-- Complete the following --
1. In the passage about lawsuits over voting by mail, what new strategy surfaced by 2024?
2. List every voter mistake that the passage about lawsuits over voting by mail gives as a cause of rejected mail ballots.

-- Quoted text --
— Begin —
In the run-up to Election Day, only one other area of election administration — voter registration — has drawn as much partisan litigation. Republicans and allied groups have filed dozens of suits that target mail-based voting, although Democrats have also sued to preserve the option and to respond to Republican suits. But unlike GOP claims of flawed voter rolls and widespread illegal voting, which have been debunked by credible experts and dismissed by courts, the litigation targeting voting by mail is trying a different tactic.
After Trump’s loss in 2020, and MAGA candidates’ losses in 2022, Republicans reacted by filing suits to try to block this voting option in wholesale fashion — or return it to pre-2020 levels. With few exceptions, most of those efforts failed. By 2024, a new strategy surfaced: targeting technicalities surrounding key steps in the process by voters and officials.
This line of legal attack didn’t come out of nowhere. Federal data shows that thousands of mail ballots are rejected in every election, in every state, due to mistakes by voters. These errors are unintentional. Voters may misdate, mis-sign return envelopes, not enclose ballots in paper sleeves inside envelopes or fail to meet return deadlines. Additionally, states have varying flexibility around allowing voters to fix mistakes.
Thus, more than a dozen legal lines of attack emerged, based on examining several dozen partisan lawsuits filed in the battleground states. These include fights over the design of ballot return envelopes, what voters and (sometimes witnesses) must fill out on those envelopes, disputes over where the ballots can be returned – including drop boxes, polling places and government offices — disputes over when ballots can be returned (on or after Election Day), and what election workers can do to help voters – if they make mistakes, including whether those voters can vote with another ballot.
In short, Republicans sought to tighten rules and deadlines — claiming existing protocols were untrustworthy — while Democrats and their allies sought to make them more flexible.
— End —
-- Information shown --
— Begin —
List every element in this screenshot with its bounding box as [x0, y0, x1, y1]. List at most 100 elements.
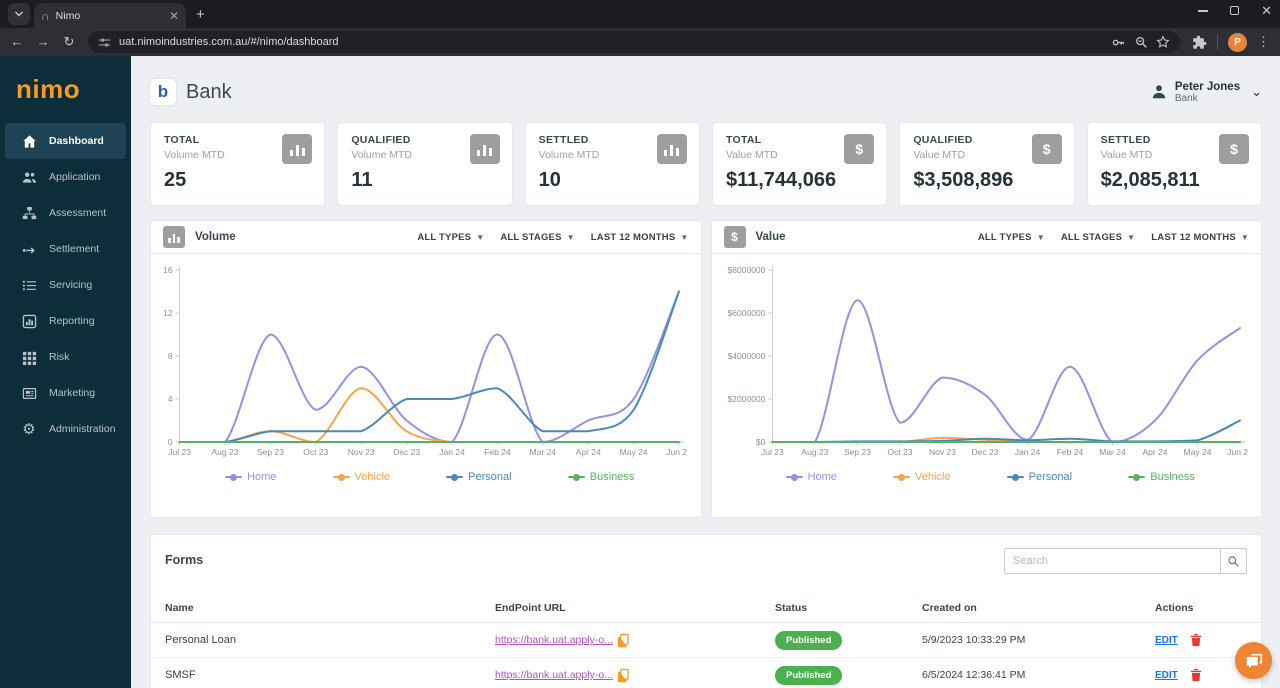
— End —
-- Exercise results --
1. Targeting technicalities surrounding key steps in the process by voters and officials.

2.
- Misdating return envelopes
- Mis-signing return envelopes
- Not enclosing ballots in paper sleeves inside envelopes
- Failing to meet return deadlines